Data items
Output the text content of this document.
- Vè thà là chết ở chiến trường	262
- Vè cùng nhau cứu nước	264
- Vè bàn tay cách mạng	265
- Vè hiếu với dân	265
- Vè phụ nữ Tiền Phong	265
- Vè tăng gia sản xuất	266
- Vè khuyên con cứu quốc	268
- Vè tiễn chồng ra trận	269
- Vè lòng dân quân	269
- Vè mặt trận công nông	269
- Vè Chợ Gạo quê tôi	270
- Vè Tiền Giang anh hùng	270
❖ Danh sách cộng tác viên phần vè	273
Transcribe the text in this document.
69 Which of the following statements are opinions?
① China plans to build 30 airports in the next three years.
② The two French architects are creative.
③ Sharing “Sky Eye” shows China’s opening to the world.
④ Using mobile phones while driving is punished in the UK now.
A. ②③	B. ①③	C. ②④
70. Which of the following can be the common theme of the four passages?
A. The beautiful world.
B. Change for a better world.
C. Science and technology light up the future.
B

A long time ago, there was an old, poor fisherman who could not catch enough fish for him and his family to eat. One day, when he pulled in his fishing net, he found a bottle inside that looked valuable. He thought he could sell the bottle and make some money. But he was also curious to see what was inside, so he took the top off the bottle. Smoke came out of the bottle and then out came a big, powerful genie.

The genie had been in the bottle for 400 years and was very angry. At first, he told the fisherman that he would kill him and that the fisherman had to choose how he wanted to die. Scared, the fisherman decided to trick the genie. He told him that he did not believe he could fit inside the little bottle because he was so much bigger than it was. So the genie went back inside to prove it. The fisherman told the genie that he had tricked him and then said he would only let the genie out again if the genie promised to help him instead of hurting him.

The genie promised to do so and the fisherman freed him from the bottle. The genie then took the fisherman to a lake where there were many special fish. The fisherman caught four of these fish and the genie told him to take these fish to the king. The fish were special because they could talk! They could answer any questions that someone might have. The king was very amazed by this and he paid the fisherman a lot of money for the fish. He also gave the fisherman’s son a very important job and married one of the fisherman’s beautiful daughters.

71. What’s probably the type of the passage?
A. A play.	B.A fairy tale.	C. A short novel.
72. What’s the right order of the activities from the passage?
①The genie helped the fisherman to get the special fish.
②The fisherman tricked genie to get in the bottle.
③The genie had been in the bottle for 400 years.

What you are asked to do
The answer should be a single number: the count of lines in the data that include the string "Tiền".

Reply
2